## start
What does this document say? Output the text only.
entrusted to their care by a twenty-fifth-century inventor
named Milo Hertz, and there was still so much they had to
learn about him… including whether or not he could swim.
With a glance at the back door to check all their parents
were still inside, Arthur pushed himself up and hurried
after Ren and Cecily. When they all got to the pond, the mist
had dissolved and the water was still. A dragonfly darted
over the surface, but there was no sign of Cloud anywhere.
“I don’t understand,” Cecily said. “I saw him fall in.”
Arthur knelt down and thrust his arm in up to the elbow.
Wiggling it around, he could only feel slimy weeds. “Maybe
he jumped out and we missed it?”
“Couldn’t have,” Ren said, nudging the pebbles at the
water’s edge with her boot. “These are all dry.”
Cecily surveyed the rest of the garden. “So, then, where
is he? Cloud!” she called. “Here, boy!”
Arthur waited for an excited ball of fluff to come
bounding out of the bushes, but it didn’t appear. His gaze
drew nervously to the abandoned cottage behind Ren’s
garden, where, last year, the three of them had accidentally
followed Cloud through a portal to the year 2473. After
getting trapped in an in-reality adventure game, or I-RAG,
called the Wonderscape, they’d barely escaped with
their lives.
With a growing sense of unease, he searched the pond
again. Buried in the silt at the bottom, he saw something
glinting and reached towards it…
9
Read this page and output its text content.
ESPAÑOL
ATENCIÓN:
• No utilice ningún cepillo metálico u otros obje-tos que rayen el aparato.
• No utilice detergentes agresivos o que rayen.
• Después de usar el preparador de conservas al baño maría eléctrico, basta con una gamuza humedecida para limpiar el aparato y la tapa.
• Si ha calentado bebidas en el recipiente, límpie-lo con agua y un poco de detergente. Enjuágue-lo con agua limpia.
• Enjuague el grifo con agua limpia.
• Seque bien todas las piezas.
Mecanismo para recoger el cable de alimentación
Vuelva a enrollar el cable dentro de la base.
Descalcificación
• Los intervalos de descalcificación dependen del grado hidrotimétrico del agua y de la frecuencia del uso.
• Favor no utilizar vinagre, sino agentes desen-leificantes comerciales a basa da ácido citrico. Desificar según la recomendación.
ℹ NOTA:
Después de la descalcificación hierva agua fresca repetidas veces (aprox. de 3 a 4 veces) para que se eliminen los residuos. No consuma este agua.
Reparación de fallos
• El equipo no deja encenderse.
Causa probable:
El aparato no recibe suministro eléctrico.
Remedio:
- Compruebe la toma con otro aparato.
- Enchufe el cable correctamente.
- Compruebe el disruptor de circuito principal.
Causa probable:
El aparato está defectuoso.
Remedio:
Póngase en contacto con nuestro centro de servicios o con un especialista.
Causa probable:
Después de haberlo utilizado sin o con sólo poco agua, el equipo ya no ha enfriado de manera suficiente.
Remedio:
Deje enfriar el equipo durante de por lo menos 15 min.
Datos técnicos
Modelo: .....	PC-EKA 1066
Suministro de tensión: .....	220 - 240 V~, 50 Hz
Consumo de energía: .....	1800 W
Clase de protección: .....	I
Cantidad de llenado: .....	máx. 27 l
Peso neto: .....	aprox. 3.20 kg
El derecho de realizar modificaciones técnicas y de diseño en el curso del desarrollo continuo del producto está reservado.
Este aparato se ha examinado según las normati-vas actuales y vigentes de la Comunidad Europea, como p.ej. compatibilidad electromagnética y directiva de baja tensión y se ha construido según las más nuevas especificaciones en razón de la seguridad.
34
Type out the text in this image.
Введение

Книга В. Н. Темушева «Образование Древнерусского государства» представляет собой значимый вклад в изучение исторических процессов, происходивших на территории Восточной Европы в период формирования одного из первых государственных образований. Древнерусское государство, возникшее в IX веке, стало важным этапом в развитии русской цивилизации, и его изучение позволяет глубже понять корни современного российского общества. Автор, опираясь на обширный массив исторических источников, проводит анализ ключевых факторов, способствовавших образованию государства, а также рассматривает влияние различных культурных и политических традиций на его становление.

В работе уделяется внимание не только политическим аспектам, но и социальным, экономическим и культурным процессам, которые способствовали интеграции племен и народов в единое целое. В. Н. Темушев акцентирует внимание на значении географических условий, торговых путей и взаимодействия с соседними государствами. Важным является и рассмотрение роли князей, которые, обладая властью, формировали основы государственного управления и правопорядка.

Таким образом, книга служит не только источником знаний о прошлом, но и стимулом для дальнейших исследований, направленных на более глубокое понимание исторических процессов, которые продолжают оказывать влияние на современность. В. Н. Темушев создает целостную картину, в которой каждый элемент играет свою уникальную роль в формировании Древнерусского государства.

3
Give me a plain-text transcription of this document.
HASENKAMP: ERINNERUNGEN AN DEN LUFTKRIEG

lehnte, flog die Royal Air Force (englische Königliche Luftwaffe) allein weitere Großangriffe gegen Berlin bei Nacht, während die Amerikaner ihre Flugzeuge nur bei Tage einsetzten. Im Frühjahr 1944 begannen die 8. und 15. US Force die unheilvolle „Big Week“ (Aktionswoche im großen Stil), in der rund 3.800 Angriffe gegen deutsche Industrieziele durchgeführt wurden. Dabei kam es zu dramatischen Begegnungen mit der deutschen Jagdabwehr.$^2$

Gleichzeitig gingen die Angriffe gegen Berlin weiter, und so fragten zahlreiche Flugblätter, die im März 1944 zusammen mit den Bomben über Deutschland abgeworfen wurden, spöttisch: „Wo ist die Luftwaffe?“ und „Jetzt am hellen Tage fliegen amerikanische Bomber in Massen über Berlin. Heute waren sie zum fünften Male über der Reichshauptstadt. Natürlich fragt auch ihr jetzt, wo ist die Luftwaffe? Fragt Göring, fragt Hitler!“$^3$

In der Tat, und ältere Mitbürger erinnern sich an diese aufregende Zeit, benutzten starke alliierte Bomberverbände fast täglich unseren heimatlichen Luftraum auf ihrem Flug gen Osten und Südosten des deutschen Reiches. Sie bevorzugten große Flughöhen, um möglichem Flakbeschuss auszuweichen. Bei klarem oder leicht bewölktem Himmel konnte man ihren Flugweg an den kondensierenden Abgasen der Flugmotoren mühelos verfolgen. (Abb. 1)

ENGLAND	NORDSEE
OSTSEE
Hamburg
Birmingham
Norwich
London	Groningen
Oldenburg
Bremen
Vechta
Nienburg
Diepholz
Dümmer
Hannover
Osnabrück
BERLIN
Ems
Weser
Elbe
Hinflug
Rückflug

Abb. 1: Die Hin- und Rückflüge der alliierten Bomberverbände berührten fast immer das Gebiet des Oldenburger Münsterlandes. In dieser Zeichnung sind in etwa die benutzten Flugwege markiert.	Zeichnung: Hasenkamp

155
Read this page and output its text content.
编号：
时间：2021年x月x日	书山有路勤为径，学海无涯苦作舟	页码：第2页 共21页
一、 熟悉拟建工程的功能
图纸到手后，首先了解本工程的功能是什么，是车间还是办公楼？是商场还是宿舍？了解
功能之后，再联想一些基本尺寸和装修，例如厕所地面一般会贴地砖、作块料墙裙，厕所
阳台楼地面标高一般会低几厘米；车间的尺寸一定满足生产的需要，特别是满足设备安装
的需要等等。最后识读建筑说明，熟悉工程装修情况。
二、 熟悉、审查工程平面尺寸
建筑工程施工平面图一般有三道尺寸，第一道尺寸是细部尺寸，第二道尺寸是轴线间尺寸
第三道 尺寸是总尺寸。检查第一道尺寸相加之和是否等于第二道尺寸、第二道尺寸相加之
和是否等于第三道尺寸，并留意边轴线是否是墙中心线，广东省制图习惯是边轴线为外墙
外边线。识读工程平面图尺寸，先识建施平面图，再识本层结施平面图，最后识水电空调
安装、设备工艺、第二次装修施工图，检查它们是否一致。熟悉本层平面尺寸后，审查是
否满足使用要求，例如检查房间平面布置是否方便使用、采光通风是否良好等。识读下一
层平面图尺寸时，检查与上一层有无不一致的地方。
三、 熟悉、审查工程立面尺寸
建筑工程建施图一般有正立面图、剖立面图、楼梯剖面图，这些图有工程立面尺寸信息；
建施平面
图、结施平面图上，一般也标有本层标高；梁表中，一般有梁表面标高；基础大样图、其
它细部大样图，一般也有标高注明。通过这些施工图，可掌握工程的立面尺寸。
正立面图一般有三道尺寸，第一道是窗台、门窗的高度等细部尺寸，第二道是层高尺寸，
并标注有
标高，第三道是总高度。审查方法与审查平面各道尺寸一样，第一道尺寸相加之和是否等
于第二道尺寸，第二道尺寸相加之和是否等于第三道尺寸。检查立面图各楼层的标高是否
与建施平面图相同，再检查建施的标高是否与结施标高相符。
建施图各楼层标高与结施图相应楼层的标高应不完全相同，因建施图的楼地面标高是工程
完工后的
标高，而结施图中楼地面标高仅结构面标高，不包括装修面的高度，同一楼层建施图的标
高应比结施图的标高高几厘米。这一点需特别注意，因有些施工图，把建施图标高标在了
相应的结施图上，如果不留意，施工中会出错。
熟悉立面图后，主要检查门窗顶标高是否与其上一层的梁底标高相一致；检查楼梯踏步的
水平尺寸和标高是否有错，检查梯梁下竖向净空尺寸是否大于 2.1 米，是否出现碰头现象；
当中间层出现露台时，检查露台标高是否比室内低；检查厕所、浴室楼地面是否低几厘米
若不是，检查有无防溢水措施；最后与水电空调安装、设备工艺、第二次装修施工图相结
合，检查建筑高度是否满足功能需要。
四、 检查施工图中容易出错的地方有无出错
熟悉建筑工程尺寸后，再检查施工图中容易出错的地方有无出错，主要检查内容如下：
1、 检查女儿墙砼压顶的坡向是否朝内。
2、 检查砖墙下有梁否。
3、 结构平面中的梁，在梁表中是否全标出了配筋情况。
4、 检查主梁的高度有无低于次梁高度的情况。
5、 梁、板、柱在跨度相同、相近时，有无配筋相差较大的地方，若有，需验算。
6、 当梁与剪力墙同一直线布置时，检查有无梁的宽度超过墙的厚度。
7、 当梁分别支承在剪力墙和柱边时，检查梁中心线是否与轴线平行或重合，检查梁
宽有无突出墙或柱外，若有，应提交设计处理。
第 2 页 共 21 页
## end
- EXERCISE DIRECTIONS -
Select all lines in the listing that include the word "water".

- SOLVED PROBLEM -
had dissolved and the water was still. A dragonfly darted
water’s edge with her boot. “These are all dry.”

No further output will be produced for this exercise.